• [Exercise description]
Set down the material once more, exactly as it appears.

• [Provided records]
━━━━━━━━

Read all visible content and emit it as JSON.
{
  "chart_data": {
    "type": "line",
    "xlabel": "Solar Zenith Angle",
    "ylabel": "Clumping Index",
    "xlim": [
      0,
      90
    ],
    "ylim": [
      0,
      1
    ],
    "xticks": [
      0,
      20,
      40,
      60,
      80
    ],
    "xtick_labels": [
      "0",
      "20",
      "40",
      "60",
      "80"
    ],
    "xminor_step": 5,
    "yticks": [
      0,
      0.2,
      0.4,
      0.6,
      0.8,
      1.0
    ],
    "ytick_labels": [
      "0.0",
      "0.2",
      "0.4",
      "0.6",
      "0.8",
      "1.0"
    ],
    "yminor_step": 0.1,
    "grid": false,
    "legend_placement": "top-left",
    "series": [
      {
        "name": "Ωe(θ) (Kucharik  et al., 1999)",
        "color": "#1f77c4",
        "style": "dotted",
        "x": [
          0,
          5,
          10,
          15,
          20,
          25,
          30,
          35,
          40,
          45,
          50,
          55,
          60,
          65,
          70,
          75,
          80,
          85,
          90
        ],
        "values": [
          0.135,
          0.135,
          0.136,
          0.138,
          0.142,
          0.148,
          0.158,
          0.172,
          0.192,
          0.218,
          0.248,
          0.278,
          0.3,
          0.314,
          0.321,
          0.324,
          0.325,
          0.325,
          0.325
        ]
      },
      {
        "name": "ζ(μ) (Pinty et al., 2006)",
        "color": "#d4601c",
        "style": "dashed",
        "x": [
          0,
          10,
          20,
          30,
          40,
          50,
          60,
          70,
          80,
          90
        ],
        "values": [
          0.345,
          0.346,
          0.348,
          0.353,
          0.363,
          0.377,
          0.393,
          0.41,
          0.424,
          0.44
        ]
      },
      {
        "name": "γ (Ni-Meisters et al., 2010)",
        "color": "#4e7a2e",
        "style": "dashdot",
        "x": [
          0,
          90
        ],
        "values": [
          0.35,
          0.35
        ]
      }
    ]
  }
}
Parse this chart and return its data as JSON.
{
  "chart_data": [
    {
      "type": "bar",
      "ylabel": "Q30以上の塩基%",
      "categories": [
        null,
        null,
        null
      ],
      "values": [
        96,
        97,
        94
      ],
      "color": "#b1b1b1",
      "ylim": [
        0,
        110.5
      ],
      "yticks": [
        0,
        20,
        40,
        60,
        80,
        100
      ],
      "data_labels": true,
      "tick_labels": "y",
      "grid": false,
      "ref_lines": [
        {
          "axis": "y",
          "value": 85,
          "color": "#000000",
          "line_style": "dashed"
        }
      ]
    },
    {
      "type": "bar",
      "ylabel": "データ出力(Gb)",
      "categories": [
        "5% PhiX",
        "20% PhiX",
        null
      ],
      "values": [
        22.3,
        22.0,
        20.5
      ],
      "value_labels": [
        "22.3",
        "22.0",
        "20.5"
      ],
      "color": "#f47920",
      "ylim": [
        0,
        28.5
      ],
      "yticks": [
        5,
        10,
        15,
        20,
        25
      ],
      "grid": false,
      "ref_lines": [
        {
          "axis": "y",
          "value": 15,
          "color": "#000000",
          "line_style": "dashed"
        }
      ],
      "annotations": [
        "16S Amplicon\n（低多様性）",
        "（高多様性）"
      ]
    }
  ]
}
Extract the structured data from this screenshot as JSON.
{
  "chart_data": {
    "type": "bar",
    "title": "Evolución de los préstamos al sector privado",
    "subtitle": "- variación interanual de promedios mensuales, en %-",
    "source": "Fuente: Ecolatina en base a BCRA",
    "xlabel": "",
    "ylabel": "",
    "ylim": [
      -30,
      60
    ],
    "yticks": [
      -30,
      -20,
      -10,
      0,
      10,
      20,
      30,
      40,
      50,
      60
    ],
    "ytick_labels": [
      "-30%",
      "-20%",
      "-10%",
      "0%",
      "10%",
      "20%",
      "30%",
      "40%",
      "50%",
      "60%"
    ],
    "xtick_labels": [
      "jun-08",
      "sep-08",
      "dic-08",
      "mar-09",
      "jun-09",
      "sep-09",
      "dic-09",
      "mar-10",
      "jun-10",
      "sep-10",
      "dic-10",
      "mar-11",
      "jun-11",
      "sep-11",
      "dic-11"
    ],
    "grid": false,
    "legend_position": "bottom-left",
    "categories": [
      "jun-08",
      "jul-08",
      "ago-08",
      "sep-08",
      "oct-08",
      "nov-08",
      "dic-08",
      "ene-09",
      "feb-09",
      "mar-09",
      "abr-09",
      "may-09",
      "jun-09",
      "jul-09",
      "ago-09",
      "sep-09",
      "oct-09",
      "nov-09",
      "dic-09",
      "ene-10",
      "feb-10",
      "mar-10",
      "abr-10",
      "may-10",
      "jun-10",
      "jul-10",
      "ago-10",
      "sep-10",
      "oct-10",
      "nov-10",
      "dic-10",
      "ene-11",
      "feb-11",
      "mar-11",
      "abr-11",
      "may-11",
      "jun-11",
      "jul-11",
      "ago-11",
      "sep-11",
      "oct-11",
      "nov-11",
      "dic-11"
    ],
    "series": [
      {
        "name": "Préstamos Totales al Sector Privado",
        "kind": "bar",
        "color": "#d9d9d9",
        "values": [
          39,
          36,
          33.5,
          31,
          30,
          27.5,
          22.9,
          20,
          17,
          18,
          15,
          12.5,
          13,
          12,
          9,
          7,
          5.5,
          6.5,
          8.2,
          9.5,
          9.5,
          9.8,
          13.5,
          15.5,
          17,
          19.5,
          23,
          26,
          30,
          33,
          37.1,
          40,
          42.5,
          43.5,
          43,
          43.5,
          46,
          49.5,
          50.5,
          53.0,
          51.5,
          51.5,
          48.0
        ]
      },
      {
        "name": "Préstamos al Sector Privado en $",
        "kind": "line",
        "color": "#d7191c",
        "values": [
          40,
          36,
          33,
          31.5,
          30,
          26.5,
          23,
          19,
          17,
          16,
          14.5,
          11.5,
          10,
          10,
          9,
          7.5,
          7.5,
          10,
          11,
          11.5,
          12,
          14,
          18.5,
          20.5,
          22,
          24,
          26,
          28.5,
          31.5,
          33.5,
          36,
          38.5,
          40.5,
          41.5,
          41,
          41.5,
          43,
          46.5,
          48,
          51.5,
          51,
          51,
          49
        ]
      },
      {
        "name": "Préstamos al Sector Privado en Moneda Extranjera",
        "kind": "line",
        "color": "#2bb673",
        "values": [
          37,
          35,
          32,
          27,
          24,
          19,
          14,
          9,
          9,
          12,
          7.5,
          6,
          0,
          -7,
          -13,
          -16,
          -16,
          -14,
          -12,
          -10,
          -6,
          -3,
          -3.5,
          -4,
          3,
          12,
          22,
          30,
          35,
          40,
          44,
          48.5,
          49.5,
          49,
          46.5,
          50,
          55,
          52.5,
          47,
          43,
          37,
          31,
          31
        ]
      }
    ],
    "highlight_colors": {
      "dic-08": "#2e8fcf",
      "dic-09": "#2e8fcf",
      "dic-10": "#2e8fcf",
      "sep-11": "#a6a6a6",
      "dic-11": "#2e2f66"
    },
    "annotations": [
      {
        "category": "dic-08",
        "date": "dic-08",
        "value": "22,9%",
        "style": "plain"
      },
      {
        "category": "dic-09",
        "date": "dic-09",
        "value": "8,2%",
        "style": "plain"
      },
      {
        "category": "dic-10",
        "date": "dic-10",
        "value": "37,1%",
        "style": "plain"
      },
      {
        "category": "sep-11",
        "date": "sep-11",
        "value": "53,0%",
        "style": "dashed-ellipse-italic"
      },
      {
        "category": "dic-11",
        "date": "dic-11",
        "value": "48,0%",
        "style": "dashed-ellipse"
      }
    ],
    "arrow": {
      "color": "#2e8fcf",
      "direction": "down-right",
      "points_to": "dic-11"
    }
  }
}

━━━━━━━━

• [Completed exercise]
Read all visible content and emit it as JSON.
{
  "chart_data": {
    "type": "line",
    "xlabel": "Solar Zenith Angle",
    "ylabel": "Clumping Index",
    "xlim": [
      0,
      90
    ],
    "ylim": [
      0,
      1
    ],
    "xticks": [
      0,
      20,
      40,
      60,
      80
    ],
    "xtick_labels": [
      "0",
      "20",
      "40",
      "60",
      "80"
    ],
    "xminor_step": 5,
    "yticks": [
      0,
      0.2,
      0.4,
      0.6,
      0.8,
      1.0
    ],
    "ytick_labels": [
      "0.0",
      "0.2",
      "0.4",
      "0.6",
      "0.8",
      "1.0"
    ],
    "yminor_step": 0.1,
    "grid": false,
    "legend_placement": "top-left",
    "series": [
      {
        "name": "Ωe(θ) (Kucharik  et al., 1999)",
        "color": "#1f77c4",
        "style": "dotted",
        "x": [
          0,
          5,
          10,
          15,
          20,
          25,
          30,
          35,
          40,
          45,
          50,
          55,
          60,
          65,
          70,
          75,
          80,
          85,
          90
        ],
        "values": [
          0.135,
          0.135,
          0.136,
          0.138,
          0.142,
          0.148,
          0.158,
          0.172,
          0.192,
          0.218,
          0.248,
          0.278,
          0.3,
          0.314,
          0.321,
          0.324,
          0.325,
          0.325,
          0.325
        ]
      },
      {
        "name": "ζ(μ) (Pinty et al., 2006)",
        "color": "#d4601c",
        "style": "dashed",
        "x": [
          0,
          10,
          20,
          30,
          40,
          50,
          60,
          70,
          80,
          90
        ],
        "values": [
          0.345,
          0.346,
          0.348,
          0.353,
          0.363,
          0.377,
          0.393,
          0.41,
          0.424,
          0.44
        ]
      },
      {
        "name": "γ (Ni-Meisters et al., 2010)",
        "color": "#4e7a2e",
        "style": "dashdot",
        "x": [
          0,
          90
        ],
        "values": [
          0.35,
          0.35
        ]
      }
    ]
  }
}
Parse this chart and return its data as JSON.
{
  "chart_data": [
    {
      "type": "bar",
      "ylabel": "Q30以上の塩基%",
      "categories": [
        null,
        null,
        null
      ],
      "values": [
        96,
        97,
        94
      ],
      "color": "#b1b1b1",
      "ylim": [
        0,
        110.5
      ],
      "yticks": [
        0,
        20,
        40,
        60,
        80,
        100
      ],
      "data_labels": true,
      "tick_labels": "y",
      "grid": false,
      "ref_lines": [
        {
          "axis": "y",
          "value": 85,
          "color": "#000000",
          "line_style": "dashed"
        }
      ]
    },
    {
      "type": "bar",
      "ylabel": "データ出力(Gb)",
      "categories": [
        "5% PhiX",
        "20% PhiX",
        null
      ],
      "values": [
        22.3,
        22.0,
        20.5
      ],
      "value_labels": [
        "22.3",
        "22.0",
        "20.5"
      ],
      "color": "#f47920",
      "ylim": [
        0,
        28.5
      ],
      "yticks": [
        5,
        10,
        15,
        20,
        25
      ],
      "grid": false,
      "ref_lines": [
        {
          "axis": "y",
          "value": 15,
          "color": "#000000",
          "line_style": "dashed"
        }
      ],
      "annotations": [
        "16S Amplicon\n（低多様性）",
        "（高多様性）"
      ]
    }
  ]
}
Extract the structured data from this screenshot as JSON.
{
  "chart_data": {
    "type": "bar",
    "title": "Evolución de los préstamos al sector privado",
    "subtitle": "- variación interanual de promedios mensuales, en %-",
    "source": "Fuente: Ecolatina en base a BCRA",
    "xlabel": "",
    "ylabel": "",
    "ylim": [
      -30,
      60
    ],
    "yticks": [
      -30,
      -20,
      -10,
      0,
      10,
      20,
      30,
      40,
      50,
      60
    ],
    "ytick_labels": [
      "-30%",
      "-20%",
      "-10%",
      "0%",
      "10%",
      "20%",
      "30%",
      "40%",
      "50%",
      "60%"
    ],
    "xtick_labels": [
      "jun-08",
      "sep-08",
      "dic-08",
      "mar-09",
      "jun-09",
      "sep-09",
      "dic-09",
      "mar-10",
      "jun-10",
      "sep-10",
      "dic-10",
      "mar-11",
      "jun-11",
      "sep-11",
      "dic-11"
    ],
    "grid": false,
    "legend_position": "bottom-left",
    "categories": [
      "jun-08",
      "jul-08",
      "ago-08",
      "sep-08",
      "oct-08",
      "nov-08",
      "dic-08",
      "ene-09",
      "feb-09",
      "mar-09",
      "abr-09",
      "may-09",
      "jun-09",
      "jul-09",
      "ago-09",
      "sep-09",
      "oct-09",
      "nov-09",
      "dic-09",
      "ene-10",
      "feb-10",
      "mar-10",
      "abr-10",
      "may-10",
      "jun-10",
      "jul-10",
      "ago-10",
      "sep-10",
      "oct-10",
      "nov-10",
      "dic-10",
      "ene-11",
      "feb-11",
      "mar-11",
      "abr-11",
      "may-11",
      "jun-11",
      "jul-11",
      "ago-11",
      "sep-11",
      "oct-11",
      "nov-11",
      "dic-11"
    ],
    "series": [
      {
        "name": "Préstamos Totales al Sector Privado",
        "kind": "bar",
        "color": "#d9d9d9",
        "values": [
          39,
          36,
          33.5,
          31,
          30,
          27.5,
          22.9,
          20,
          17,
          18,
          15,
          12.5,
          13,
          12,
          9,
          7,
          5.5,
          6.5,
          8.2,
          9.5,
          9.5,
          9.8,
          13.5,
          15.5,
          17,
          19.5,
          23,
          26,
          30,
          33,
          37.1,
          40,
          42.5,
          43.5,
          43,
          43.5,
          46,
          49.5,
          50.5,
          53.0,
          51.5,
          51.5,
          48.0
        ]
      },
      {
        "name": "Préstamos al Sector Privado en $",
        "kind": "line",
        "color": "#d7191c",
        "values": [
          40,
          36,
          33,
          31.5,
          30,
          26.5,
          23,
          19,
          17,
          16,
          14.5,
          11.5,
          10,
          10,
          9,
          7.5,
          7.5,
          10,
          11,
          11.5,
          12,
          14,
          18.5,
          20.5,
          22,
          24,
          26,
          28.5,
          31.5,
          33.5,
          36,
          38.5,
          40.5,
          41.5,
          41,
          41.5,
          43,
          46.5,
          48,
          51.5,
          51,
          51,
          49
        ]
      },
      {
        "name": "Préstamos al Sector Privado en Moneda Extranjera",
        "kind": "line",
        "color": "#2bb673",
        "values": [
          37,
          35,
          32,
          27,
          24,
          19,
          14,
          9,
          9,
          12,
          7.5,
          6,
          0,
          -7,
          -13,
          -16,
          -16,
          -14,
          -12,
          -10,
          -6,
          -3,
          -3.5,
          -4,
          3,
          12,
          22,
          30,
          35,
          40,
          44,
          48.5,
          49.5,
          49,
          46.5,
          50,
          55,
          52.5,
          47,
          43,
          37,
          31,
          31
        ]
      }
    ],
    "highlight_colors": {
      "dic-08": "#2e8fcf",
      "dic-09": "#2e8fcf",
      "dic-10": "#2e8fcf",
      "sep-11": "#a6a6a6",
      "dic-11": "#2e2f66"
    },
    "annotations": [
      {
        "category": "dic-08",
        "date": "dic-08",
        "value": "22,9%",
        "style": "plain"
      },
      {
        "category": "dic-09",
        "date": "dic-09",
        "value": "8,2%",
        "style": "plain"
      },
      {
        "category": "dic-10",
        "date": "dic-10",
        "value": "37,1%",
        "style": "plain"
      },
      {
        "category": "sep-11",
        "date": "sep-11",
        "value": "53,0%",
        "style": "dashed-ellipse-italic"
      },
      {
        "category": "dic-11",
        "date": "dic-11",
        "value": "48,0%",
        "style": "dashed-ellipse"
      }
    ],
    "arrow": {
      "color": "#2e8fcf",
      "direction": "down-right",
      "points_to": "dic-11"
    }
  }
}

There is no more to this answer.